# EXERCISE GOAL:
Find the lines below that contain the string "Shared". Copy each one.

# DATA FOR PROCESSING:
================

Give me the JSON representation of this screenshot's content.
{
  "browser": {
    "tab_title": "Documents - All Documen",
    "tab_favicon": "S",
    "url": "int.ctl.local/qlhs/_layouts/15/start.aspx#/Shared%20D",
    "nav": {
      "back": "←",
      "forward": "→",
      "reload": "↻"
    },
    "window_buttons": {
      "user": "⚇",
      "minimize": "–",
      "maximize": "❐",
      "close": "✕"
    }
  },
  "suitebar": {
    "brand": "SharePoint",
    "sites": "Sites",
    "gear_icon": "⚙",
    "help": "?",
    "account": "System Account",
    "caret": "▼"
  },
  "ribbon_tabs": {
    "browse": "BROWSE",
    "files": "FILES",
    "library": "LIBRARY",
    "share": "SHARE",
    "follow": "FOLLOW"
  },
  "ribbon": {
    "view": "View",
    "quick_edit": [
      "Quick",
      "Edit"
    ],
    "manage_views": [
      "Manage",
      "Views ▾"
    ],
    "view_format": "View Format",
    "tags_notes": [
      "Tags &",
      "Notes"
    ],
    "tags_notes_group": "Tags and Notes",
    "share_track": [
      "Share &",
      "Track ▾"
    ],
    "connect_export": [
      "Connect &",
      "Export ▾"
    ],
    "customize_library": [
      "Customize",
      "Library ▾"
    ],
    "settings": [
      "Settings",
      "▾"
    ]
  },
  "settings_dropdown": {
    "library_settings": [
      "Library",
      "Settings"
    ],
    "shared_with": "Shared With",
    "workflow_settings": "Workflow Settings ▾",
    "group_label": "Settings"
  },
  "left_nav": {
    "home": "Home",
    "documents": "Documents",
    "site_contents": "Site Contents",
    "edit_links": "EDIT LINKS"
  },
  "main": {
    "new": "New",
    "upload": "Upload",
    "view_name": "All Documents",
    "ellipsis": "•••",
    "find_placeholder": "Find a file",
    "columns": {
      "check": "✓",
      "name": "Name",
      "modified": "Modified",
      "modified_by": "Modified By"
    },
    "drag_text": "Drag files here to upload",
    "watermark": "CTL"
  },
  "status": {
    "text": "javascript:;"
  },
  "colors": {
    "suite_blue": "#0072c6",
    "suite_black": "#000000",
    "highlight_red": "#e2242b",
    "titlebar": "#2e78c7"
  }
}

================

# COMPLETE RESPONSE:
    "url": "int.ctl.local/qlhs/_layouts/15/start.aspx#/Shared%20D",
    "shared_with": "Shared With",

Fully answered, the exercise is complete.